Stated problem: Report how many lines below contain the word "special", and give only that number.

Provided records:
— BEGIN —

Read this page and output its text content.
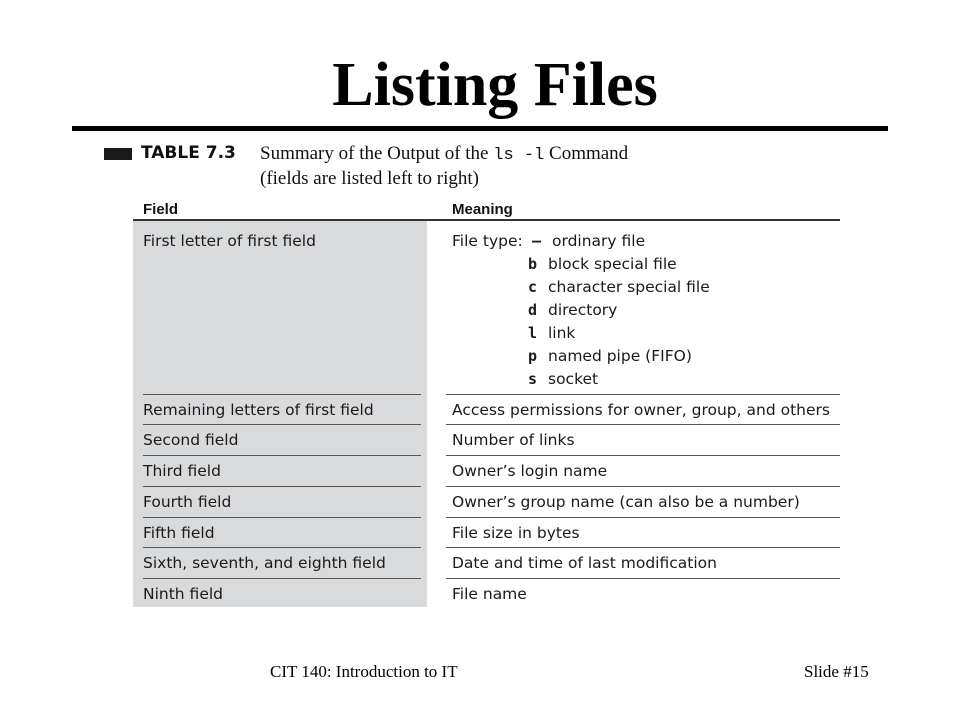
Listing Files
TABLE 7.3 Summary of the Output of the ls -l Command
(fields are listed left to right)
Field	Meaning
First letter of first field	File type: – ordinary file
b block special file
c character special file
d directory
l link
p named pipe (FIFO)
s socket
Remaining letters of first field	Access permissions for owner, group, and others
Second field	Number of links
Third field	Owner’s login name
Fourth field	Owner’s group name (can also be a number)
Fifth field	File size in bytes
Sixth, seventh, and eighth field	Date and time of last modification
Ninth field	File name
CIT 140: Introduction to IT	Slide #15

— END —
— BEGIN —

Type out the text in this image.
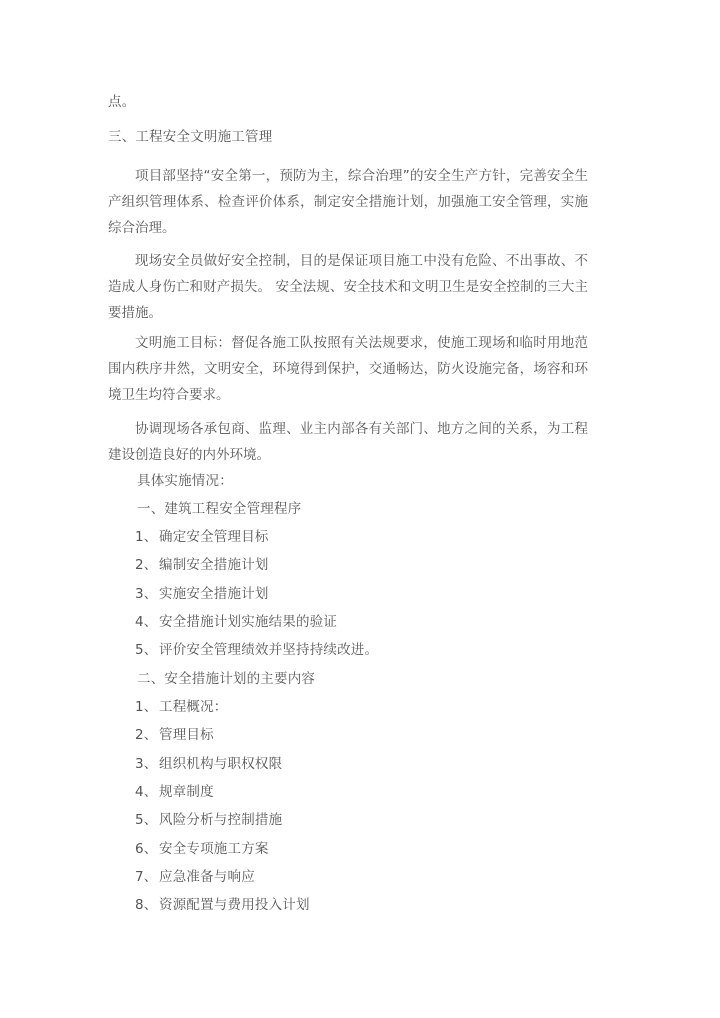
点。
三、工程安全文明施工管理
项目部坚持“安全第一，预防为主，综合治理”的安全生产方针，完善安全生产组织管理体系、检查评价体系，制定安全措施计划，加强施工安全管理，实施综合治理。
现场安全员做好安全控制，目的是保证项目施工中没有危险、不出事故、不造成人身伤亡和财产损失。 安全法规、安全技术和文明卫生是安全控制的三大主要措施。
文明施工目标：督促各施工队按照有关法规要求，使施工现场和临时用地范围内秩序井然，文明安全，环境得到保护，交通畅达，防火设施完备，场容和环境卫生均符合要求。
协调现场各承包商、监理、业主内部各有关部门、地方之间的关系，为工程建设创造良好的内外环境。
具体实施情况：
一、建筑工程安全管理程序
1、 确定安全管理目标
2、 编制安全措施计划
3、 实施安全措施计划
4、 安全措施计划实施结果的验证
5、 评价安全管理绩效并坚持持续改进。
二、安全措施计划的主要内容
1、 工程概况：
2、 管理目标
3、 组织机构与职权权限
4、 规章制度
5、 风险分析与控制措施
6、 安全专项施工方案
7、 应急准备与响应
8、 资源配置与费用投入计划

— END —

Solved problem: 2